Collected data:
+++
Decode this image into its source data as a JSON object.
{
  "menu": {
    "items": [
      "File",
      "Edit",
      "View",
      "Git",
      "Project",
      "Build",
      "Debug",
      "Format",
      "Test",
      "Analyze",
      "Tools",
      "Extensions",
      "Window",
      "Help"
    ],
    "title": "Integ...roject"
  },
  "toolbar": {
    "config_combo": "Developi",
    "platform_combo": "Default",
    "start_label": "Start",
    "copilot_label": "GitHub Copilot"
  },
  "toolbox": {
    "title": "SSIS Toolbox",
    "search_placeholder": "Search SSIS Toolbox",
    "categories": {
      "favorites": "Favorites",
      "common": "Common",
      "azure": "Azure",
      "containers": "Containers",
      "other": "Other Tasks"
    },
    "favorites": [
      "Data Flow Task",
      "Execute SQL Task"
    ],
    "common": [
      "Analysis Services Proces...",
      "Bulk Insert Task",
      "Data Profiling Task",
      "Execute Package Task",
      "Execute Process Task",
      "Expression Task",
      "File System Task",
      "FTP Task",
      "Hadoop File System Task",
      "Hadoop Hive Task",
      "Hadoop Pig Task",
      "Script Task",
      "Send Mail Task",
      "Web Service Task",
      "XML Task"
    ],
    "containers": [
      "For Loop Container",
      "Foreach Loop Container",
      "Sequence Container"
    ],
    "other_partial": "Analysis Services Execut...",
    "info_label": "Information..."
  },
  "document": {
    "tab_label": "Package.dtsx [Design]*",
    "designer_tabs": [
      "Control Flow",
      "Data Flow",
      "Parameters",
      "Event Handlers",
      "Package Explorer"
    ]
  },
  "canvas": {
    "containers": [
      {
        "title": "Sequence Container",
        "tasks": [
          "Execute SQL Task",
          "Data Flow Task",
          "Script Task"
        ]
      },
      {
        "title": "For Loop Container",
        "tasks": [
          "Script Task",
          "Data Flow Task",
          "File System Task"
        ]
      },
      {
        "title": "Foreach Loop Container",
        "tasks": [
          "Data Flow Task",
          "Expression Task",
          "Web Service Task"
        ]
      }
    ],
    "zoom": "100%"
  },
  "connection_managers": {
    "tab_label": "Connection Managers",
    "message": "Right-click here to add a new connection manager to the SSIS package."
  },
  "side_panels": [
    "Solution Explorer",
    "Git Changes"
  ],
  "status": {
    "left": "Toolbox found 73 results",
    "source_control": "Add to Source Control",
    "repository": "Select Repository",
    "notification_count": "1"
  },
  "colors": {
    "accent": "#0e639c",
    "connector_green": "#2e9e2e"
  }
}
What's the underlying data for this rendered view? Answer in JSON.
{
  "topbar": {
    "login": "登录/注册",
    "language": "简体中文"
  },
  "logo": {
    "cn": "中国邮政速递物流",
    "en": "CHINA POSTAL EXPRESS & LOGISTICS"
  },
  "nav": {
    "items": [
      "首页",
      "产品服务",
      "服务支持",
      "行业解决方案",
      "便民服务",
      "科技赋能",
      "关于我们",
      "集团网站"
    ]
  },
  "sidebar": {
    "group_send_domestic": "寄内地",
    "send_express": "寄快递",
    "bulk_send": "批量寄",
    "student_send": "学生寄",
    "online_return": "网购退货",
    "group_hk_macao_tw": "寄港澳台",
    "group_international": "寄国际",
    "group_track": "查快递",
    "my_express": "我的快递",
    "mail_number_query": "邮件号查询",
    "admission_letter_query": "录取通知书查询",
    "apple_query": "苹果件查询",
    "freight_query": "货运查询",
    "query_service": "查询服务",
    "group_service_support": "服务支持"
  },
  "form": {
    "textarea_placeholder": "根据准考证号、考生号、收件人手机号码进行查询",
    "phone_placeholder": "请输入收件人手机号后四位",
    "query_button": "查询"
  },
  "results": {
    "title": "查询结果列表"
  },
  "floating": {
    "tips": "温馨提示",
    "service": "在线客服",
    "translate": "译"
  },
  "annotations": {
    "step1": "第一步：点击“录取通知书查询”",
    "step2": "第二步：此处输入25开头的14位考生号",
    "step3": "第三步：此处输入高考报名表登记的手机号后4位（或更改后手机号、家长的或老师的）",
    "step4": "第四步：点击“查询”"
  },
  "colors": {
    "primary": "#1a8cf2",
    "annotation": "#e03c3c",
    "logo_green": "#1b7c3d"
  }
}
+++
Task:
Output all of the data again, exactly.

Response to this exercise:
Decode this image into its source data as a JSON object.
{
  "menu": {
    "items": [
      "File",
      "Edit",
      "View",
      "Git",
      "Project",
      "Build",
      "Debug",
      "Format",
      "Test",
      "Analyze",
      "Tools",
      "Extensions",
      "Window",
      "Help"
    ],
    "title": "Integ...roject"
  },
  "toolbar": {
    "config_combo": "Developi",
    "platform_combo": "Default",
    "start_label": "Start",
    "copilot_label": "GitHub Copilot"
  },
  "toolbox": {
    "title": "SSIS Toolbox",
    "search_placeholder": "Search SSIS Toolbox",
    "categories": {
      "favorites": "Favorites",
      "common": "Common",
      "azure": "Azure",
      "containers": "Containers",
      "other": "Other Tasks"
    },
    "favorites": [
      "Data Flow Task",
      "Execute SQL Task"
    ],
    "common": [
      "Analysis Services Proces...",
      "Bulk Insert Task",
      "Data Profiling Task",
      "Execute Package Task",
      "Execute Process Task",
      "Expression Task",
      "File System Task",
      "FTP Task",
      "Hadoop File System Task",
      "Hadoop Hive Task",
      "Hadoop Pig Task",
      "Script Task",
      "Send Mail Task",
      "Web Service Task",
      "XML Task"
    ],
    "containers": [
      "For Loop Container",
      "Foreach Loop Container",
      "Sequence Container"
    ],
    "other_partial": "Analysis Services Execut...",
    "info_label": "Information..."
  },
  "document": {
    "tab_label": "Package.dtsx [Design]*",
    "designer_tabs": [
      "Control Flow",
      "Data Flow",
      "Parameters",
      "Event Handlers",
      "Package Explorer"
    ]
  },
  "canvas": {
    "containers": [
      {
        "title": "Sequence Container",
        "tasks": [
          "Execute SQL Task",
          "Data Flow Task",
          "Script Task"
        ]
      },
      {
        "title": "For Loop Container",
        "tasks": [
          "Script Task",
          "Data Flow Task",
          "File System Task"
        ]
      },
      {
        "title": "Foreach Loop Container",
        "tasks": [
          "Data Flow Task",
          "Expression Task",
          "Web Service Task"
        ]
      }
    ],
    "zoom": "100%"
  },
  "connection_managers": {
    "tab_label": "Connection Managers",
    "message": "Right-click here to add a new connection manager to the SSIS package."
  },
  "side_panels": [
    "Solution Explorer",
    "Git Changes"
  ],
  "status": {
    "left": "Toolbox found 73 results",
    "source_control": "Add to Source Control",
    "repository": "Select Repository",
    "notification_count": "1"
  },
  "colors": {
    "accent": "#0e639c",
    "connector_green": "#2e9e2e"
  }
}
What's the underlying data for this rendered view? Answer in JSON.
{
  "topbar": {
    "login": "登录/注册",
    "language": "简体中文"
  },
  "logo": {
    "cn": "中国邮政速递物流",
    "en": "CHINA POSTAL EXPRESS & LOGISTICS"
  },
  "nav": {
    "items": [
      "首页",
      "产品服务",
      "服务支持",
      "行业解决方案",
      "便民服务",
      "科技赋能",
      "关于我们",
      "集团网站"
    ]
  },
  "sidebar": {
    "group_send_domestic": "寄内地",
    "send_express": "寄快递",
    "bulk_send": "批量寄",
    "student_send": "学生寄",
    "online_return": "网购退货",
    "group_hk_macao_tw": "寄港澳台",
    "group_international": "寄国际",
    "group_track": "查快递",
    "my_express": "我的快递",
    "mail_number_query": "邮件号查询",
    "admission_letter_query": "录取通知书查询",
    "apple_query": "苹果件查询",
    "freight_query": "货运查询",
    "query_service": "查询服务",
    "group_service_support": "服务支持"
  },
  "form": {
    "textarea_placeholder": "根据准考证号、考生号、收件人手机号码进行查询",
    "phone_placeholder": "请输入收件人手机号后四位",
    "query_button": "查询"
  },
  "results": {
    "title": "查询结果列表"
  },
  "floating": {
    "tips": "温馨提示",
    "service": "在线客服",
    "translate": "译"
  },
  "annotations": {
    "step1": "第一步：点击“录取通知书查询”",
    "step2": "第二步：此处输入25开头的14位考生号",
    "step3": "第三步：此处输入高考报名表登记的手机号后4位（或更改后手机号、家长的或老师的）",
    "step4": "第四步：点击“查询”"
  },
  "colors": {
    "primary": "#1a8cf2",
    "annotation": "#e03c3c",
    "logo_green": "#1b7c3d"
  }
}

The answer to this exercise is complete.